- DIRECTION -
Locate all lines with the word "index". Copy them.

- DATA IN THIS EXERCISE -
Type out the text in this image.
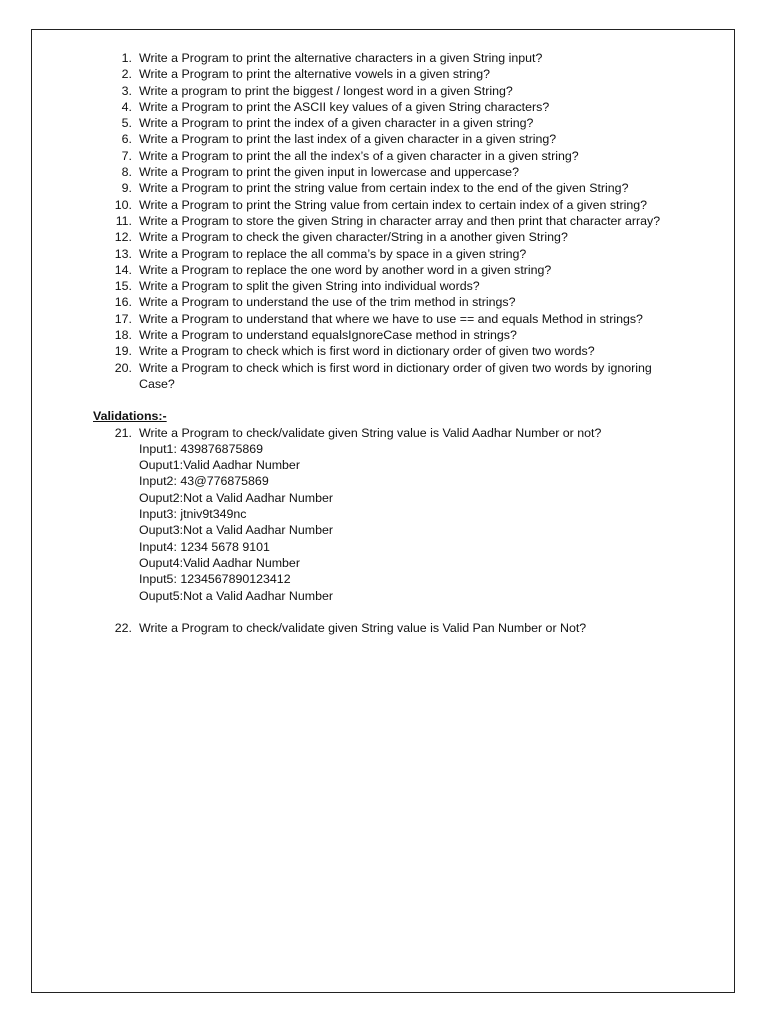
1. Write a Program to print the alternative characters in a given String input?
2. Write a Program to print the alternative vowels in a given string?
3. Write a program to print the biggest / longest word in a given String?
4. Write a Program to print the ASCII key values of a given String characters?
5. Write a Program to print the index of a given character in a given string?
6. Write a Program to print the last index of a given character in a given string?
7. Write a Program to print the all the index’s of a given character in a given string?
8. Write a Program to print the given input in lowercase and uppercase?
9. Write a Program to print the string value from certain index to the end of the given String?
10. Write a Program to print the String value from certain index to certain index of a given string?
11. Write a Program to store the given String in character array and then print that character array?
12. Write a Program to check the given character/String in a another given String?
13. Write a Program to replace the all comma’s by space in a given string?
14. Write a Program to replace the one word by another word in a given string?
15. Write a Program to split the given String into individual words?
16. Write a Program to understand the use of the trim method in strings?
17. Write a Program to understand that where we have to use == and equals Method in strings?
18. Write a Program to understand equalsIgnoreCase method in strings?
19. Write a Program to check which is first word in dictionary order of given two words?
20. Write a Program to check which is first word in dictionary order of given two words by ignoring Case?
Validations:-
21. Write a Program to check/validate given String value is Valid Aadhar Number or not?
Input1: 439876875869
Ouput1:Valid Aadhar Number
Input2: 43@776875869
Ouput2:Not a Valid Aadhar Number
Input3: jtniv9t349nc
Ouput3:Not a Valid Aadhar Number
Input4: 1234 5678 9101
Ouput4:Valid Aadhar Number
Input5: 1234567890123412
Ouput5:Not a Valid Aadhar Number
22. Write a Program to check/validate given String value is Valid Pan Number or Not?
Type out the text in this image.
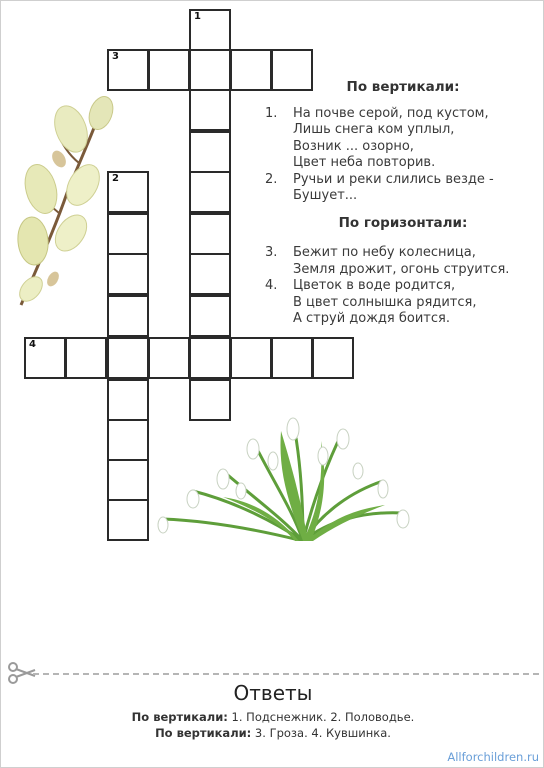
1
3
2
4
По вертикали:
1.	На почве серой, под кустом,
Лишь снега ком уплыл,
Возник ... озорно,
Цвет неба повторив.
2.	Ручьи и реки слились везде -
Бушует...
По горизонтали:
3.	Бежит по небу колесница,
Земля дрожит, огонь струится.
4.	Цветок в воде родится,
В цвет солнышка рядится,
А струй дождя боится.
Ответы
По вертикали: 1. Подснежник. 2. Половодье.
По вертикали: 3. Гроза. 4. Кувшинка.
Allforchildren.ru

- WRITTEN RESPONSE -
5. Write a Program to print the index of a given character in a given string?
6. Write a Program to print the last index of a given character in a given string?
7. Write a Program to print the all the index’s of a given character in a given string?
9. Write a Program to print the string value from certain index to the end of the given String?
10. Write a Program to print the String value from certain index to certain index of a given string?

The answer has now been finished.